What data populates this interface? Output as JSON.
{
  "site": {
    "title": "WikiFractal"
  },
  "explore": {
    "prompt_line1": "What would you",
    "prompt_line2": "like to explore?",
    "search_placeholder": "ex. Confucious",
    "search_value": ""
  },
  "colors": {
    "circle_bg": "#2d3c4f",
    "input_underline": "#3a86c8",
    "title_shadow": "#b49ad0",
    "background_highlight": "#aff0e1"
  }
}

——

Identify each line containing the string "explore" and copy it out.

Solved problem ::
  "explore": {
    "prompt_line2": "like to explore?",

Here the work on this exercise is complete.